What is required:
From the entries that follow, extract each line holding the string "πρέπει".

Material shown:
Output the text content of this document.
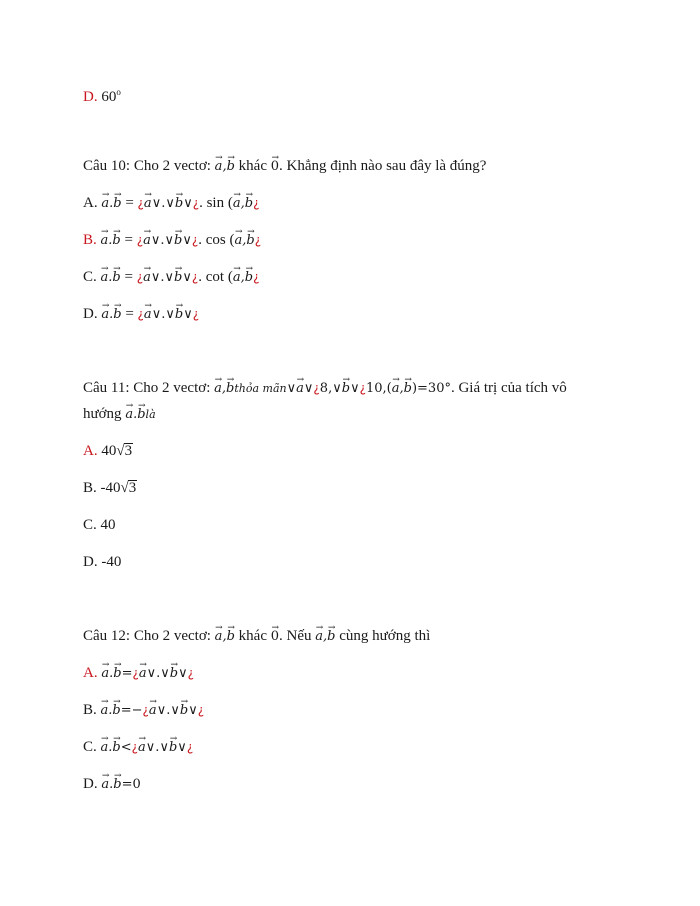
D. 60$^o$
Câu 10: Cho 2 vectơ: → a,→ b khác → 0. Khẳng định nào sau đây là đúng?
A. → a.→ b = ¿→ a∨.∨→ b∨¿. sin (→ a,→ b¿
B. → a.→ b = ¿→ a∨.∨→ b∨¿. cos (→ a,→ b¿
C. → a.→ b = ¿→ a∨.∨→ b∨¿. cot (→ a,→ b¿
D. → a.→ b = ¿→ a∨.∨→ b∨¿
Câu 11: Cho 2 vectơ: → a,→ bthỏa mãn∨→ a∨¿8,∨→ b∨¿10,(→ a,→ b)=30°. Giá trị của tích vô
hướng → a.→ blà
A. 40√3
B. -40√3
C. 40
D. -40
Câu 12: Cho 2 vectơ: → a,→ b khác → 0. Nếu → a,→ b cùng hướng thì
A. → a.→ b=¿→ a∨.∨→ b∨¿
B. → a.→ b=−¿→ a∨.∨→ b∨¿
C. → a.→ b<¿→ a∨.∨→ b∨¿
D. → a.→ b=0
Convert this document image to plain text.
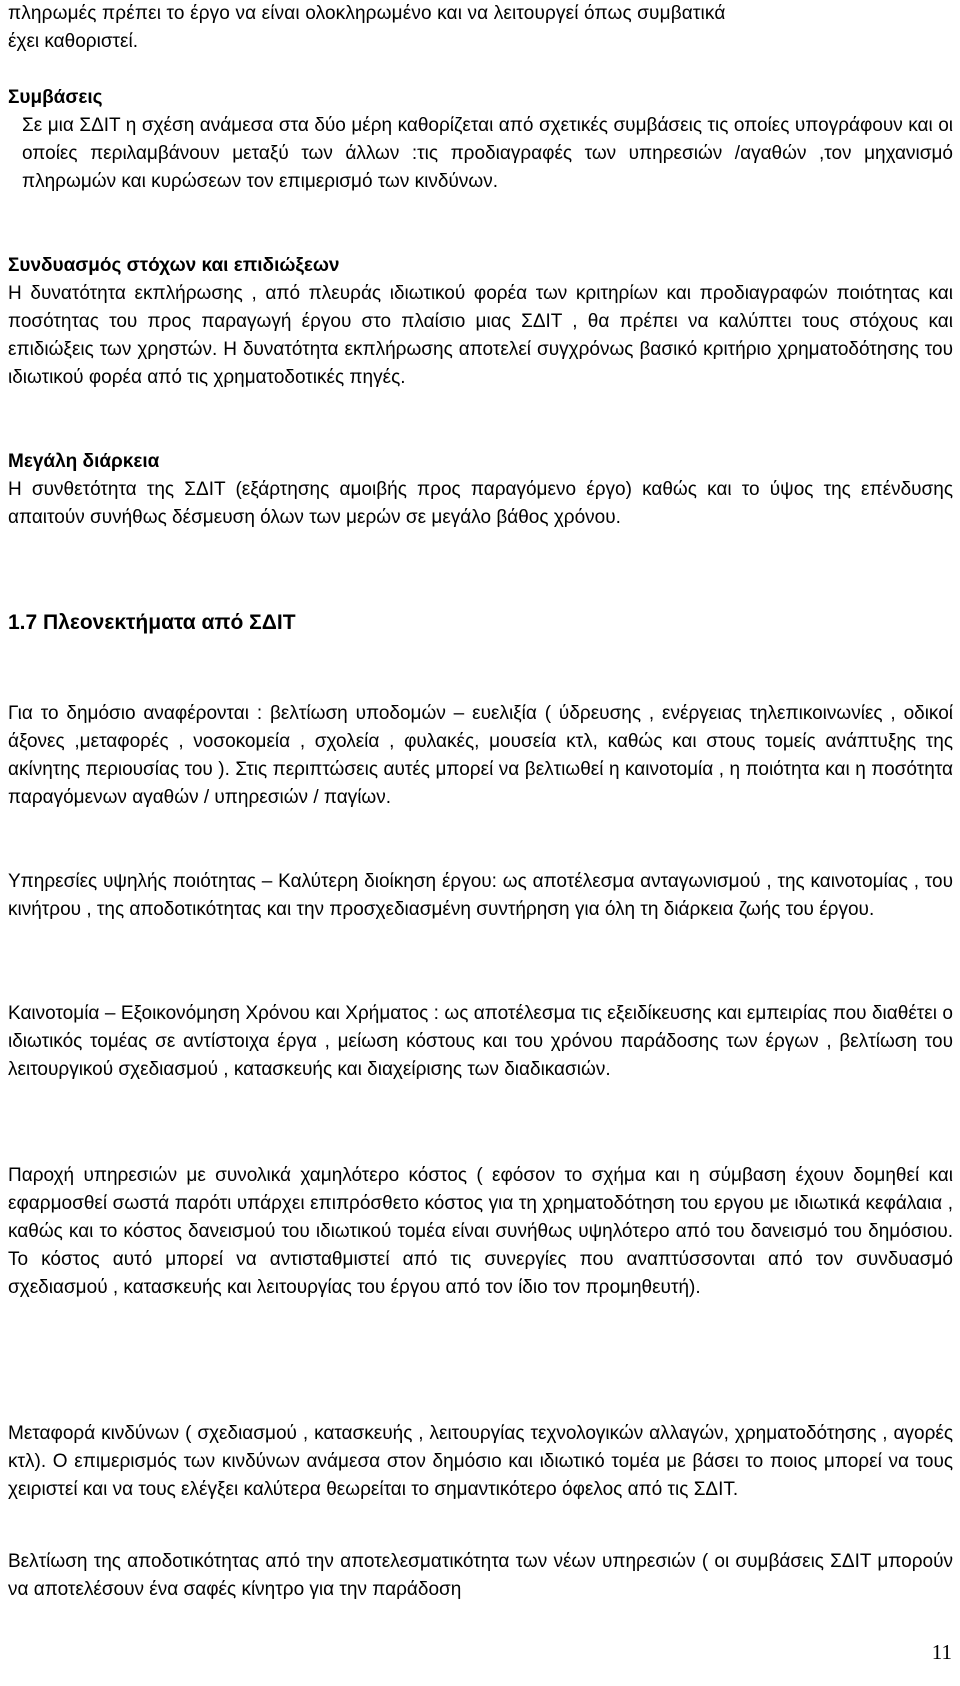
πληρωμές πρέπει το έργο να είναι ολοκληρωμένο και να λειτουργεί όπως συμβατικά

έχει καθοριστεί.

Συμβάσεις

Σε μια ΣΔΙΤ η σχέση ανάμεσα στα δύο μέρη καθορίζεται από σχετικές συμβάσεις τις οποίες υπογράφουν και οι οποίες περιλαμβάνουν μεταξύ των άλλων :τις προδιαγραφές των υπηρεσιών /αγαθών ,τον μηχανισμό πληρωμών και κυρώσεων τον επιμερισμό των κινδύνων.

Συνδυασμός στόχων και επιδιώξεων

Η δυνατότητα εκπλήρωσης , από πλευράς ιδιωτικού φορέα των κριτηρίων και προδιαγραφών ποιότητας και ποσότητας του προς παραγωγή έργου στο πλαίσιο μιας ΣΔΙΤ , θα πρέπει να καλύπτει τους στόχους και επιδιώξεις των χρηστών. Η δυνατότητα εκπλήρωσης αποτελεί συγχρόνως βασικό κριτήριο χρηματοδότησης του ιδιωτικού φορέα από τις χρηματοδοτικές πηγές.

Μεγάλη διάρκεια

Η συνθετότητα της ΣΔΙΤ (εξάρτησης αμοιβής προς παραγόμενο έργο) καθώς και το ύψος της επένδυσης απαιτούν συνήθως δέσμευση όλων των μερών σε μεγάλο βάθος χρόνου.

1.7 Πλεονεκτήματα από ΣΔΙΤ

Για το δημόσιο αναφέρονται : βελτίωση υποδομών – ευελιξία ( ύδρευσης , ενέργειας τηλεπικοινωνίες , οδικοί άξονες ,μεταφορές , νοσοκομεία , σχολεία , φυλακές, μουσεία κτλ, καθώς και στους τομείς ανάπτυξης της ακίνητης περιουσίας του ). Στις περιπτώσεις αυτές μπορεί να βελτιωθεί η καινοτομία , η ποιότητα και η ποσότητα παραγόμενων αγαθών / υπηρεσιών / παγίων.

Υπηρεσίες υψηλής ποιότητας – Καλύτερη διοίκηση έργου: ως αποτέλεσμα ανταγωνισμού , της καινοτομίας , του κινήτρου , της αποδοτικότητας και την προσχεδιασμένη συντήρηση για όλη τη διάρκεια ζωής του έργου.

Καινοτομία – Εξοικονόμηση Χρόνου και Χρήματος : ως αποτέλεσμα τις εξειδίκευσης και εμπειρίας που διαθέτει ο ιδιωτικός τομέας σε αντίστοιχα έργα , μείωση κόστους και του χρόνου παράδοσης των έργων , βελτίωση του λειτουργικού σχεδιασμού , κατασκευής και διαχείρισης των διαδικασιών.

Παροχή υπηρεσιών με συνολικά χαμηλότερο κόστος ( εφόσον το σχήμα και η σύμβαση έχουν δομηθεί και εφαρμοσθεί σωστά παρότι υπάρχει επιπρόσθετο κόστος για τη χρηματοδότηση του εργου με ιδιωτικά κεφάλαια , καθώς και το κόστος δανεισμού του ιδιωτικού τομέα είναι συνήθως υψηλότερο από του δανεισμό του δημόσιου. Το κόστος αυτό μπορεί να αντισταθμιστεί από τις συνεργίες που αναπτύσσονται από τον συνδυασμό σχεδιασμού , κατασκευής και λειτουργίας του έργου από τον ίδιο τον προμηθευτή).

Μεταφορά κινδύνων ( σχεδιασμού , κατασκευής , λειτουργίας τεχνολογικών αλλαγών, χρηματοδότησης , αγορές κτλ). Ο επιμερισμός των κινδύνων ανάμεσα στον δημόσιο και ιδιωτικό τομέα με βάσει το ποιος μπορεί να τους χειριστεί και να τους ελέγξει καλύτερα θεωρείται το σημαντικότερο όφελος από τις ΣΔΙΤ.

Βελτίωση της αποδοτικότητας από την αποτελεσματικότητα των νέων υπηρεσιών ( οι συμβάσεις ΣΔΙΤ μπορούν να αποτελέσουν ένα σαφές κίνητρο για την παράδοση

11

Written solution:
πληρωμές πρέπει το έργο να είναι ολοκληρωμένο και να λειτουργεί όπως συμβατικά
Η δυνατότητα εκπλήρωσης , από πλευράς ιδιωτικού φορέα των κριτηρίων και προδιαγραφών ποιότητας και ποσότητας του προς παραγωγή έργου στο πλαίσιο μιας ΣΔΙΤ , θα πρέπει να καλύπτει τους στόχους και επιδιώξεις των χρηστών. Η δυνατότητα εκπλήρωσης αποτελεί συγχρόνως βασικό κριτήριο χρηματοδότησης του ιδιωτικού φορέα από τις χρηματοδοτικές πηγές.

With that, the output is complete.